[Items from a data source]
.....

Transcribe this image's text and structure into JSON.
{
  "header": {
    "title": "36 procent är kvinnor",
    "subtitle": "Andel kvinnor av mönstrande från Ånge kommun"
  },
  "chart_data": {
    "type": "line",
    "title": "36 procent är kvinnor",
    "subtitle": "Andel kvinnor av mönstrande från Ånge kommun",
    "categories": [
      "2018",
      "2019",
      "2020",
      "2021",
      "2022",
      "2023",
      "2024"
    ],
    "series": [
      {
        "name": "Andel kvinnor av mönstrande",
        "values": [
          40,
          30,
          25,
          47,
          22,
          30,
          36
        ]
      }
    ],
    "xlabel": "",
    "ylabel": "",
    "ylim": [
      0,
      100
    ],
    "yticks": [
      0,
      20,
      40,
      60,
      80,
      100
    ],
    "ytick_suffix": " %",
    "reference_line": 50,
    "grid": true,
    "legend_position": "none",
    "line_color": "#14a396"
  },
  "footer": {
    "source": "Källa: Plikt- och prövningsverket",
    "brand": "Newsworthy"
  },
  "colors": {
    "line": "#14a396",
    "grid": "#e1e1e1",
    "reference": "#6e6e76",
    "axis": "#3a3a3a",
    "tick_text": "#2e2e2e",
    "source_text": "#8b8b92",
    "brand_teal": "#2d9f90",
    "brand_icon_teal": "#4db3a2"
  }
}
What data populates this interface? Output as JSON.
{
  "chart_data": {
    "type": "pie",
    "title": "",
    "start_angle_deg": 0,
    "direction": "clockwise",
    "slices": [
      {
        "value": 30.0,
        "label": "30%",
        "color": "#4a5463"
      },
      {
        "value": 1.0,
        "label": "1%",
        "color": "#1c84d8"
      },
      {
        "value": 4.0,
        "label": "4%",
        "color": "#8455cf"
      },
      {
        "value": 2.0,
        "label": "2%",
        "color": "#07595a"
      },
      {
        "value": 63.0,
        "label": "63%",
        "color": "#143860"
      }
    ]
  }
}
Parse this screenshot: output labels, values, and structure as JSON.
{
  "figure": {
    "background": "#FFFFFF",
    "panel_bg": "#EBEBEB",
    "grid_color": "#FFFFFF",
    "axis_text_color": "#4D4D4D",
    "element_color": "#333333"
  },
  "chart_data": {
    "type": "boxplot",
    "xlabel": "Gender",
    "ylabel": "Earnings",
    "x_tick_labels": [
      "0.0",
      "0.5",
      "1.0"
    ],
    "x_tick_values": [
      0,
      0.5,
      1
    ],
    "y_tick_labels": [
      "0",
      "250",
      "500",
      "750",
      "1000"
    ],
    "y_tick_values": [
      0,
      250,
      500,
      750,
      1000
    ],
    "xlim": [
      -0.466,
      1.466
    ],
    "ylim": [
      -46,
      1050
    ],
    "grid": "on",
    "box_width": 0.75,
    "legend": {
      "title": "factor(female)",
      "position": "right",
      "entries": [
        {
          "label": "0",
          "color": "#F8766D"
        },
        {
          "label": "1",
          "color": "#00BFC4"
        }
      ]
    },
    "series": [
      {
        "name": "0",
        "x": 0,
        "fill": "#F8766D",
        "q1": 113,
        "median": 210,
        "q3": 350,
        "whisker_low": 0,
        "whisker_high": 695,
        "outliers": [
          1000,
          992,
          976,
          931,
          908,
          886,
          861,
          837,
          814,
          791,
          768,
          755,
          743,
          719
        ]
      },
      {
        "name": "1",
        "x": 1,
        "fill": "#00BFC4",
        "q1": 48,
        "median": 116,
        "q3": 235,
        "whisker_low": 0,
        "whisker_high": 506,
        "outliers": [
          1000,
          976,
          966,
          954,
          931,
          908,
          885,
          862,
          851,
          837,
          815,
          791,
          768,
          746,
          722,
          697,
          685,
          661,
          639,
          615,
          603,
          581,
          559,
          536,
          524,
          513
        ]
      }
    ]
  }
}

.....

__REQUEST__
Above are the records; copy all of them exactly.

__FULL SOLUTION__
Transcribe this image's text and structure into JSON.
{
  "header": {
    "title": "36 procent är kvinnor",
    "subtitle": "Andel kvinnor av mönstrande från Ånge kommun"
  },
  "chart_data": {
    "type": "line",
    "title": "36 procent är kvinnor",
    "subtitle": "Andel kvinnor av mönstrande från Ånge kommun",
    "categories": [
      "2018",
      "2019",
      "2020",
      "2021",
      "2022",
      "2023",
      "2024"
    ],
    "series": [
      {
        "name": "Andel kvinnor av mönstrande",
        "values": [
          40,
          30,
          25,
          47,
          22,
          30,
          36
        ]
      }
    ],
    "xlabel": "",
    "ylabel": "",
    "ylim": [
      0,
      100
    ],
    "yticks": [
      0,
      20,
      40,
      60,
      80,
      100
    ],
    "ytick_suffix": " %",
    "reference_line": 50,
    "grid": true,
    "legend_position": "none",
    "line_color": "#14a396"
  },
  "footer": {
    "source": "Källa: Plikt- och prövningsverket",
    "brand": "Newsworthy"
  },
  "colors": {
    "line": "#14a396",
    "grid": "#e1e1e1",
    "reference": "#6e6e76",
    "axis": "#3a3a3a",
    "tick_text": "#2e2e2e",
    "source_text": "#8b8b92",
    "brand_teal": "#2d9f90",
    "brand_icon_teal": "#4db3a2"
  }
}
What data populates this interface? Output as JSON.
{
  "chart_data": {
    "type": "pie",
    "title": "",
    "start_angle_deg": 0,
    "direction": "clockwise",
    "slices": [
      {
        "value": 30.0,
        "label": "30%",
        "color": "#4a5463"
      },
      {
        "value": 1.0,
        "label": "1%",
        "color": "#1c84d8"
      },
      {
        "value": 4.0,
        "label": "4%",
        "color": "#8455cf"
      },
      {
        "value": 2.0,
        "label": "2%",
        "color": "#07595a"
      },
      {
        "value": 63.0,
        "label": "63%",
        "color": "#143860"
      }
    ]
  }
}
Parse this screenshot: output labels, values, and structure as JSON.
{
  "figure": {
    "background": "#FFFFFF",
    "panel_bg": "#EBEBEB",
    "grid_color": "#FFFFFF",
    "axis_text_color": "#4D4D4D",
    "element_color": "#333333"
  },
  "chart_data": {
    "type": "boxplot",
    "xlabel": "Gender",
    "ylabel": "Earnings",
    "x_tick_labels": [
      "0.0",
      "0.5",
      "1.0"
    ],
    "x_tick_values": [
      0,
      0.5,
      1
    ],
    "y_tick_labels": [
      "0",
      "250",
      "500",
      "750",
      "1000"
    ],
    "y_tick_values": [
      0,
      250,
      500,
      750,
      1000
    ],
    "xlim": [
      -0.466,
      1.466
    ],
    "ylim": [
      -46,
      1050
    ],
    "grid": "on",
    "box_width": 0.75,
    "legend": {
      "title": "factor(female)",
      "position": "right",
      "entries": [
        {
          "label": "0",
          "color": "#F8766D"
        },
        {
          "label": "1",
          "color": "#00BFC4"
        }
      ]
    },
    "series": [
      {
        "name": "0",
        "x": 0,
        "fill": "#F8766D",
        "q1": 113,
        "median": 210,
        "q3": 350,
        "whisker_low": 0,
        "whisker_high": 695,
        "outliers": [
          1000,
          992,
          976,
          931,
          908,
          886,
          861,
          837,
          814,
          791,
          768,
          755,
          743,
          719
        ]
      },
      {
        "name": "1",
        "x": 1,
        "fill": "#00BFC4",
        "q1": 48,
        "median": 116,
        "q3": 235,
        "whisker_low": 0,
        "whisker_high": 506,
        "outliers": [
          1000,
          976,
          966,
          954,
          931,
          908,
          885,
          862,
          851,
          837,
          815,
          791,
          768,
          746,
          722,
          697,
          685,
          661,
          639,
          615,
          603,
          581,
          559,
          536,
          524,
          513
        ]
      }
    ]
  }
}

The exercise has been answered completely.